+++ Data for processing +++

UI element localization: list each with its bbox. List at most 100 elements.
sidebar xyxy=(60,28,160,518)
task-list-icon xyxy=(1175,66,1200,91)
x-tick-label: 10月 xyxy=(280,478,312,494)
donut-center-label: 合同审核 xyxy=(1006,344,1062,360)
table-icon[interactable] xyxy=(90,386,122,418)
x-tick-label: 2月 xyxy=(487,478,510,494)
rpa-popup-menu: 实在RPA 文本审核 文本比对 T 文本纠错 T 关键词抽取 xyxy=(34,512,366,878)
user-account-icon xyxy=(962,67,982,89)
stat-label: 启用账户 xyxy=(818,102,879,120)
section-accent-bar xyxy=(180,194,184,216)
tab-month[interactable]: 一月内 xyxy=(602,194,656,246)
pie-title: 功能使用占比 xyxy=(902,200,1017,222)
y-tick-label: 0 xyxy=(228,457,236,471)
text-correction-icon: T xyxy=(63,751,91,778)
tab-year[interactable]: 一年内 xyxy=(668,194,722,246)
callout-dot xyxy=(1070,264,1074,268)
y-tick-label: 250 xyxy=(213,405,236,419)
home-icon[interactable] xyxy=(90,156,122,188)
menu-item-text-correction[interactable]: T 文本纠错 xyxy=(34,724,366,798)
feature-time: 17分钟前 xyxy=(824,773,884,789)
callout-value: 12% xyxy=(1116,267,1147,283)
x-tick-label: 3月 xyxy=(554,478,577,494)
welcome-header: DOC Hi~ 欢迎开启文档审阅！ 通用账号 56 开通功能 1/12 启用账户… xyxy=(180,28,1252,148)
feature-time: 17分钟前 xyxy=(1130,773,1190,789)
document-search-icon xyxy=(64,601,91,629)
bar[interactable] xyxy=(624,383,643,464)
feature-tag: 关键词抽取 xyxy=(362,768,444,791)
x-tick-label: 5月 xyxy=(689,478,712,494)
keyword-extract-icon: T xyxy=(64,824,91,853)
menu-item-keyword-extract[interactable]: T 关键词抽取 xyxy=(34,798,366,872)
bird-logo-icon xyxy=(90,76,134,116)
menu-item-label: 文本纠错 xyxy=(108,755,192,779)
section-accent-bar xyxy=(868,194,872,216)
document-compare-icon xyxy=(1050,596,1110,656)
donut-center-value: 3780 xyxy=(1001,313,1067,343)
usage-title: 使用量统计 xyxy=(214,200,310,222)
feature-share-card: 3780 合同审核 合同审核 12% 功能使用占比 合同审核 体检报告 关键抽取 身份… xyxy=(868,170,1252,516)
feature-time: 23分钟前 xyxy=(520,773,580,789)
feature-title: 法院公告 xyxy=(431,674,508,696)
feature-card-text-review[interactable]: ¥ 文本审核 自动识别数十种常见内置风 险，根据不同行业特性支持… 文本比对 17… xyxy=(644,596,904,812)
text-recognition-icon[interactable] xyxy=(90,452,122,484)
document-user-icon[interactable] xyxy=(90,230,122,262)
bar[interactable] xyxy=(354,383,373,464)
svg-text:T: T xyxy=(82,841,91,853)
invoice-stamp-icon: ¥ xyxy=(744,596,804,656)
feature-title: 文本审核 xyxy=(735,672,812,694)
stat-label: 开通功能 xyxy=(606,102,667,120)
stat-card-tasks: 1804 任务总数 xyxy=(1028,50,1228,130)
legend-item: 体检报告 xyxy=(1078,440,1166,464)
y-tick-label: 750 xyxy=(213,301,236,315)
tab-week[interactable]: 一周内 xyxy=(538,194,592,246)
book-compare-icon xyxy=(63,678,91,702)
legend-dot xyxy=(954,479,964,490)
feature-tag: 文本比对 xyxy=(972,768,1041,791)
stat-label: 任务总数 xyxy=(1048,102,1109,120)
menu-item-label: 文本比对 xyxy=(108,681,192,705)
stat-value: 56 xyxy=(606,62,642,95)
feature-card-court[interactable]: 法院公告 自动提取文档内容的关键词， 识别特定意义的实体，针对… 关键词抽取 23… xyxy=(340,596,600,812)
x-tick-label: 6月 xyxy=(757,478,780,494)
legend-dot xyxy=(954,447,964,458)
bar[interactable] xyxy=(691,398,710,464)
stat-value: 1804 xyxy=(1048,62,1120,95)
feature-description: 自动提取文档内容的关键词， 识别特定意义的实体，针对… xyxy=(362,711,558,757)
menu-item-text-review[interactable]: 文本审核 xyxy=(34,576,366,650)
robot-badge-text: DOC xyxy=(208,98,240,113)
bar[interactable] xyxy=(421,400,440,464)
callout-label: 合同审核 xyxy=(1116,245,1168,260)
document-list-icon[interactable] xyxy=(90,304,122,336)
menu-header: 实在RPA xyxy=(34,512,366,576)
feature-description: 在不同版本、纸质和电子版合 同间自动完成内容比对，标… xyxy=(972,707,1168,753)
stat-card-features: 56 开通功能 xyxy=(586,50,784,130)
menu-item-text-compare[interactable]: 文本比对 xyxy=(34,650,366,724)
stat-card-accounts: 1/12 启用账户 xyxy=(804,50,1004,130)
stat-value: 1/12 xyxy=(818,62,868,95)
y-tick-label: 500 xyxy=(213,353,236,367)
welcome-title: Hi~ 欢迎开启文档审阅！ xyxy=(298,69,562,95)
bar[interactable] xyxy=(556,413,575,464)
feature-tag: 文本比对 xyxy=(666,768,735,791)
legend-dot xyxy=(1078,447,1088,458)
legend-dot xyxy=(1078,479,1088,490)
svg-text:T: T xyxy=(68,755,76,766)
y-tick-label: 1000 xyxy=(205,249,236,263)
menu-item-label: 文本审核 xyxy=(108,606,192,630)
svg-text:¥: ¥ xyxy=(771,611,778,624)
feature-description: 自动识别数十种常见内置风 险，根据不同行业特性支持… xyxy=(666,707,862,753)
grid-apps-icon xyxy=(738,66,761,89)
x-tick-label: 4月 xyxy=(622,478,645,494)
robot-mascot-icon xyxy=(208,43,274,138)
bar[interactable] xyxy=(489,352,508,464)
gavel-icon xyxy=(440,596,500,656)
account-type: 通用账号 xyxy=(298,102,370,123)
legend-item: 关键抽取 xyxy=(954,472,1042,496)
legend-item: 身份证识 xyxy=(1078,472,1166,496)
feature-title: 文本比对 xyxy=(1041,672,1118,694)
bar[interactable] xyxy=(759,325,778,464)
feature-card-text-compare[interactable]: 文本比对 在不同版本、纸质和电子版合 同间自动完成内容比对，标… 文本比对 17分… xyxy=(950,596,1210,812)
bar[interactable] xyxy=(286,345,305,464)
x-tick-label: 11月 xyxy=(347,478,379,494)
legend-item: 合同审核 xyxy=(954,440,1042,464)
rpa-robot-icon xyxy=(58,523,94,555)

+++

Prompt - Pull every line from the item above and reproduce each one verbatim, with no changes.

Expected answer -
UI element localization: list each with its bbox. List at most 100 elements.
sidebar xyxy=(60,28,160,518)
task-list-icon xyxy=(1175,66,1200,91)
x-tick-label: 10月 xyxy=(280,478,312,494)
donut-center-label: 合同审核 xyxy=(1006,344,1062,360)
table-icon[interactable] xyxy=(90,386,122,418)
x-tick-label: 2月 xyxy=(487,478,510,494)
rpa-popup-menu: 实在RPA 文本审核 文本比对 T 文本纠错 T 关键词抽取 xyxy=(34,512,366,878)
user-account-icon xyxy=(962,67,982,89)
stat-label: 启用账户 xyxy=(818,102,879,120)
section-accent-bar xyxy=(180,194,184,216)
tab-month[interactable]: 一月内 xyxy=(602,194,656,246)
pie-title: 功能使用占比 xyxy=(902,200,1017,222)
y-tick-label: 0 xyxy=(228,457,236,471)
text-correction-icon: T xyxy=(63,751,91,778)
tab-year[interactable]: 一年内 xyxy=(668,194,722,246)
callout-dot xyxy=(1070,264,1074,268)
y-tick-label: 250 xyxy=(213,405,236,419)
home-icon[interactable] xyxy=(90,156,122,188)
menu-item-text-correction[interactable]: T 文本纠错 xyxy=(34,724,366,798)
feature-time: 17分钟前 xyxy=(824,773,884,789)
callout-value: 12% xyxy=(1116,267,1147,283)
x-tick-label: 3月 xyxy=(554,478,577,494)
welcome-header: DOC Hi~ 欢迎开启文档审阅！ 通用账号 56 开通功能 1/12 启用账户… xyxy=(180,28,1252,148)
feature-time: 17分钟前 xyxy=(1130,773,1190,789)
document-search-icon xyxy=(64,601,91,629)
bar[interactable] xyxy=(624,383,643,464)
feature-tag: 关键词抽取 xyxy=(362,768,444,791)
x-tick-label: 5月 xyxy=(689,478,712,494)
keyword-extract-icon: T xyxy=(64,824,91,853)
menu-item-keyword-extract[interactable]: T 关键词抽取 xyxy=(34,798,366,872)
bird-logo-icon xyxy=(90,76,134,116)
menu-item-label: 文本纠错 xyxy=(108,755,192,779)
section-accent-bar xyxy=(868,194,872,216)
document-compare-icon xyxy=(1050,596,1110,656)
donut-center-value: 3780 xyxy=(1001,313,1067,343)
usage-title: 使用量统计 xyxy=(214,200,310,222)
feature-share-card: 3780 合同审核 合同审核 12% 功能使用占比 合同审核 体检报告 关键抽取 身份… xyxy=(868,170,1252,516)
feature-time: 23分钟前 xyxy=(520,773,580,789)
feature-title: 法院公告 xyxy=(431,674,508,696)
feature-card-text-review[interactable]: ¥ 文本审核 自动识别数十种常见内置风 险，根据不同行业特性支持… 文本比对 17… xyxy=(644,596,904,812)
text-recognition-icon[interactable] xyxy=(90,452,122,484)
document-user-icon[interactable] xyxy=(90,230,122,262)
bar[interactable] xyxy=(354,383,373,464)
svg-text:T: T xyxy=(82,841,91,853)
invoice-stamp-icon: ¥ xyxy=(744,596,804,656)
feature-title: 文本审核 xyxy=(735,672,812,694)
stat-label: 开通功能 xyxy=(606,102,667,120)
stat-card-tasks: 1804 任务总数 xyxy=(1028,50,1228,130)
legend-item: 体检报告 xyxy=(1078,440,1166,464)
y-tick-label: 750 xyxy=(213,301,236,315)
tab-week[interactable]: 一周内 xyxy=(538,194,592,246)
book-compare-icon xyxy=(63,678,91,702)
legend-dot xyxy=(954,479,964,490)
feature-tag: 文本比对 xyxy=(972,768,1041,791)
stat-label: 任务总数 xyxy=(1048,102,1109,120)
menu-item-label: 文本比对 xyxy=(108,681,192,705)
stat-value: 56 xyxy=(606,62,642,95)
feature-card-court[interactable]: 法院公告 自动提取文档内容的关键词， 识别特定意义的实体，针对… 关键词抽取 23… xyxy=(340,596,600,812)
x-tick-label: 6月 xyxy=(757,478,780,494)
legend-dot xyxy=(954,447,964,458)
bar[interactable] xyxy=(691,398,710,464)
stat-value: 1804 xyxy=(1048,62,1120,95)
feature-description: 自动提取文档内容的关键词， 识别特定意义的实体，针对… xyxy=(362,711,558,757)
menu-item-text-review[interactable]: 文本审核 xyxy=(34,576,366,650)
robot-badge-text: DOC xyxy=(208,98,240,113)
bar[interactable] xyxy=(421,400,440,464)
callout-label: 合同审核 xyxy=(1116,245,1168,260)
document-list-icon[interactable] xyxy=(90,304,122,336)
menu-header: 实在RPA xyxy=(34,512,366,576)
feature-description: 在不同版本、纸质和电子版合 同间自动完成内容比对，标… xyxy=(972,707,1168,753)
stat-card-features: 56 开通功能 xyxy=(586,50,784,130)
menu-item-text-compare[interactable]: 文本比对 xyxy=(34,650,366,724)
stat-card-accounts: 1/12 启用账户 xyxy=(804,50,1004,130)
stat-value: 1/12 xyxy=(818,62,868,95)
y-tick-label: 500 xyxy=(213,353,236,367)
welcome-title: Hi~ 欢迎开启文档审阅！ xyxy=(298,69,562,95)
bar[interactable] xyxy=(556,413,575,464)
feature-tag: 文本比对 xyxy=(666,768,735,791)
legend-dot xyxy=(1078,447,1088,458)
legend-dot xyxy=(1078,479,1088,490)
svg-text:T: T xyxy=(68,755,76,766)
y-tick-label: 1000 xyxy=(205,249,236,263)
menu-item-label: 文本审核 xyxy=(108,606,192,630)
svg-text:¥: ¥ xyxy=(771,611,778,624)
feature-description: 自动识别数十种常见内置风 险，根据不同行业特性支持… xyxy=(666,707,862,753)
grid-apps-icon xyxy=(738,66,761,89)
x-tick-label: 4月 xyxy=(622,478,645,494)
robot-mascot-icon xyxy=(208,43,274,138)
bar[interactable] xyxy=(489,352,508,464)
gavel-icon xyxy=(440,596,500,656)
account-type: 通用账号 xyxy=(298,102,370,123)
legend-item: 关键抽取 xyxy=(954,472,1042,496)
legend-item: 身份证识 xyxy=(1078,472,1166,496)
feature-title: 文本比对 xyxy=(1041,672,1118,694)
bar[interactable] xyxy=(759,325,778,464)
feature-card-text-compare[interactable]: 文本比对 在不同版本、纸质和电子版合 同间自动完成内容比对，标… 文本比对 17分… xyxy=(950,596,1210,812)
bar[interactable] xyxy=(286,345,305,464)
x-tick-label: 11月 xyxy=(347,478,379,494)
legend-item: 合同审核 xyxy=(954,440,1042,464)
rpa-robot-icon xyxy=(58,523,94,555)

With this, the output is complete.